Supplied passage >>
This is a legacy integration that is no longer being developed or fully supported. For advanced insights into your GPU fleet, use Datadog's GPU Monitoring instead of installing this integration.

[Request Access](https://docs.datadoghq.com/gpu_monitoring/setup.md?tab=datadogoperator)
{% /callout %}

## Overview{% #overview %}

We recommend using [GPU Monitoring](https://docs.datadoghq.com/gpu_monitoring.md), which not only provides metric parity with this integration, but even more metrics and guided remediation actions across your AI stack. [See the Datadog GPU Monitoring documentation](https://docs.datadoghq.com/gpu_monitoring/setup.md?tab=datadogoperator) for setup instructions.

This legacy check submits metrics exposed by the [NVIDIA DCGM Exporter](https://github.com/NVIDIA/dcgm-exporter) in Datadog Agent format. For more information on NVIDIA Data Center GPU Manager (DCGM), see [NVIDIA DCGM](https://developer.nvidia.com/dcgm).

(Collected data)
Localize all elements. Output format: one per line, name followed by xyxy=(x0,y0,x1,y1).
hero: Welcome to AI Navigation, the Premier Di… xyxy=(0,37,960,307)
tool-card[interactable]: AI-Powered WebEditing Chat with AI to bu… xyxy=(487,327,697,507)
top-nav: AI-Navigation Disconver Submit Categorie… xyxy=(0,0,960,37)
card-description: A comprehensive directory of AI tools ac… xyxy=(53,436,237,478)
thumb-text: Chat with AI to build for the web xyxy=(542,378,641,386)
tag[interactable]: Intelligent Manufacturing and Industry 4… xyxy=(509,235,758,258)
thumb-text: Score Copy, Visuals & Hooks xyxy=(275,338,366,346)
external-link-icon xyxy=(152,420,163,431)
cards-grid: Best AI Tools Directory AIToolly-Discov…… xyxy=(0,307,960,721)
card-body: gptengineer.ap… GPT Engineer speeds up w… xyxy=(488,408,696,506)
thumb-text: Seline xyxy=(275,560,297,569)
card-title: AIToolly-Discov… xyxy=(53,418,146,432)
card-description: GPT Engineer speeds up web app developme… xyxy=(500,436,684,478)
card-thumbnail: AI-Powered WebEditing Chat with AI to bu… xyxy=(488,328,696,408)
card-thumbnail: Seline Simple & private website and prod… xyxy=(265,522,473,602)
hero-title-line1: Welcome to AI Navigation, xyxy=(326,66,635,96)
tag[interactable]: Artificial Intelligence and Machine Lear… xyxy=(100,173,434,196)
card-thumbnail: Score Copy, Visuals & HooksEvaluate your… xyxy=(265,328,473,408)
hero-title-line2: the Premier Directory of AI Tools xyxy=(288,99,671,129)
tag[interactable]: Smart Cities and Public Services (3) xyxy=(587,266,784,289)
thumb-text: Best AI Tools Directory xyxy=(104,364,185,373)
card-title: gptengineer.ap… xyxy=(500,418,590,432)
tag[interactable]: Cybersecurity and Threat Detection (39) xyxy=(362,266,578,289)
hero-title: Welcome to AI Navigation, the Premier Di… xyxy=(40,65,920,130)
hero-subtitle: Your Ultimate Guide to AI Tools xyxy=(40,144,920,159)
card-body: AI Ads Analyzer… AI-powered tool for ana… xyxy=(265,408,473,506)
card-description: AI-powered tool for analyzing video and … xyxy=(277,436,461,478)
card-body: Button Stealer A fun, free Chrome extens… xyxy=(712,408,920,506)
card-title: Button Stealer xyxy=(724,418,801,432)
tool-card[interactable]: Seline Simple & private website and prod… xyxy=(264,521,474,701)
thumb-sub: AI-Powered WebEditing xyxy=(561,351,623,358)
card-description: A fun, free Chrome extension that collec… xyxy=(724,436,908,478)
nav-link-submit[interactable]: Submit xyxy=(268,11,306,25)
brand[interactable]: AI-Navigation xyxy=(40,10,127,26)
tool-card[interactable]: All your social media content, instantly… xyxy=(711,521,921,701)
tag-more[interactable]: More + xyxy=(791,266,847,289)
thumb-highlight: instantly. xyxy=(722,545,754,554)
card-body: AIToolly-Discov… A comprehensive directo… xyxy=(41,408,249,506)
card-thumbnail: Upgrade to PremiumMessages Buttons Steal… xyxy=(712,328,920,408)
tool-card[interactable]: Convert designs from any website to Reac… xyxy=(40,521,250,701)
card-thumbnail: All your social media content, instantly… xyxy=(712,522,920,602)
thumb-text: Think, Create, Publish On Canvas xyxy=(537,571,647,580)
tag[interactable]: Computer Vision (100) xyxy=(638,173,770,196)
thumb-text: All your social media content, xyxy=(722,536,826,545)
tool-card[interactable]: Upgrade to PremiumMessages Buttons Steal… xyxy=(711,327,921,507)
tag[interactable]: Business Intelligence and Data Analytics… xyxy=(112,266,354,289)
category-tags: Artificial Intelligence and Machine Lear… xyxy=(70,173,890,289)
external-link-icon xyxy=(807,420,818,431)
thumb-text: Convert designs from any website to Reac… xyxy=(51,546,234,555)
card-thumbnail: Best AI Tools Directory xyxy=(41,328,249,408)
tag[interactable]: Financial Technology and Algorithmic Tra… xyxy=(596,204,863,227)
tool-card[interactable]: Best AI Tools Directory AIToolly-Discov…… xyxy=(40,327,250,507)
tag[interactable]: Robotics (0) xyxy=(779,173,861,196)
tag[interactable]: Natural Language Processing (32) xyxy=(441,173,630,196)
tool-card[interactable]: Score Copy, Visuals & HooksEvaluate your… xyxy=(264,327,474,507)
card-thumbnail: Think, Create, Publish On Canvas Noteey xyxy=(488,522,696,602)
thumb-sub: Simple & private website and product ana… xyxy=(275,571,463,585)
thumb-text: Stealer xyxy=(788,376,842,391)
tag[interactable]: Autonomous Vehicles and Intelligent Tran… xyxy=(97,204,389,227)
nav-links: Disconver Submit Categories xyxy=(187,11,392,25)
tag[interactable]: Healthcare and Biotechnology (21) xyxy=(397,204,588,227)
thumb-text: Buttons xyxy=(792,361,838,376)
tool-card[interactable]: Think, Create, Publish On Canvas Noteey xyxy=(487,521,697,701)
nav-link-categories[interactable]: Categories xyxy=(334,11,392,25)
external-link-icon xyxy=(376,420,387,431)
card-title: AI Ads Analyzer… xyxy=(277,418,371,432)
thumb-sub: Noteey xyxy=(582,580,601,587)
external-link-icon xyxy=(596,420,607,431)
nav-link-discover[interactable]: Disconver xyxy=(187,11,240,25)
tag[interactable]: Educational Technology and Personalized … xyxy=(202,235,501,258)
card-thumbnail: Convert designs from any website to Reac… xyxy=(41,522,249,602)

Task set >>
1 > Using the integration overview, decide whether each statement below agrees with it: (a) the integration is still being actively developed; (b) GPU Monitoring offers more metrics than this integration; (c) the overview recommends installing this integration for advanced insights into a GPU fleet. For each, answer yes or no and quote the words of the overview that decide it.
2 > According to the integration overview, why should GPU Monitoring be used rather than this integration? Answer in one to three sentences.
3 > Please copy from the integration overview the part that opens with the words containing "This is a legacy" and closes with "for setup instructions.".

Answers in order >>
1 >
(a) No: "This is a legacy integration that is no longer being developed or fully supported."
(b) Yes: "not only provides metric parity with this integration, but even more metrics and guided remediation actions across your AI stack"
(c) No: "For advanced insights into your GPU fleet, use Datadog's GPU Monitoring instead of installing this integration."

2 > This integration is legacy and is no longer being developed or fully supported. GPU Monitoring matches its metrics and adds more metrics along with guided remediation actions across the AI stack.

3 >
This is a legacy integration that is no longer being developed or fully supported. For advanced insights into your GPU fleet, use Datadog's GPU Monitoring instead of installing this integration.

[Request Access](https://docs.datadoghq.com/gpu_monitoring/setup.md?tab=datadogoperator)
{% /callout %}

## Overview{% #overview %}

We recommend using [GPU Monitoring](https://docs.datadoghq.com/gpu_monitoring.md), which not only provides metric parity with this integration, but even more metrics and guided remediation actions across your AI stack. [See the Datadog GPU Monitoring documentation](https://docs.datadoghq.com/gpu_monitoring/setup.md?tab=datadogoperator) for setup instructions.